## PROMPT
Return the whole listing exactly as it stands.

## AVAILABLE RECORDS

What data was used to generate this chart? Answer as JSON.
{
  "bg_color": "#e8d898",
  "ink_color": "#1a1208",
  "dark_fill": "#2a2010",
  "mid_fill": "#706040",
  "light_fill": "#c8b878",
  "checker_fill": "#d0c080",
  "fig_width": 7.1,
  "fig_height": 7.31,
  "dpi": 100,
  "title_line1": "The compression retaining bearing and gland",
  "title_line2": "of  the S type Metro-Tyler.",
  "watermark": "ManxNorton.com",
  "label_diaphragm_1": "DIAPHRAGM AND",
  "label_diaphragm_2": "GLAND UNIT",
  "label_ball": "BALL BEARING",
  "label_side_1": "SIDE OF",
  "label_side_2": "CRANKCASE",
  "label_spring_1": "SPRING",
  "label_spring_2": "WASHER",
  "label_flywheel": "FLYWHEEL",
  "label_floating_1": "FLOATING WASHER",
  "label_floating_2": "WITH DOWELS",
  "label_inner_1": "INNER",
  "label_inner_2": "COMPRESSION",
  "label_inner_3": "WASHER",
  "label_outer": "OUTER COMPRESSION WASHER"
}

## ANSWER TO THE TASK
What data was used to generate this chart? Answer as JSON.
{
  "bg_color": "#e8d898",
  "ink_color": "#1a1208",
  "dark_fill": "#2a2010",
  "mid_fill": "#706040",
  "light_fill": "#c8b878",
  "checker_fill": "#d0c080",
  "fig_width": 7.1,
  "fig_height": 7.31,
  "dpi": 100,
  "title_line1": "The compression retaining bearing and gland",
  "title_line2": "of  the S type Metro-Tyler.",
  "watermark": "ManxNorton.com",
  "label_diaphragm_1": "DIAPHRAGM AND",
  "label_diaphragm_2": "GLAND UNIT",
  "label_ball": "BALL BEARING",
  "label_side_1": "SIDE OF",
  "label_side_2": "CRANKCASE",
  "label_spring_1": "SPRING",
  "label_spring_2": "WASHER",
  "label_flywheel": "FLYWHEEL",
  "label_floating_1": "FLOATING WASHER",
  "label_floating_2": "WITH DOWELS",
  "label_inner_1": "INNER",
  "label_inner_2": "COMPRESSION",
  "label_inner_3": "WASHER",
  "label_outer": "OUTER COMPRESSION WASHER"
}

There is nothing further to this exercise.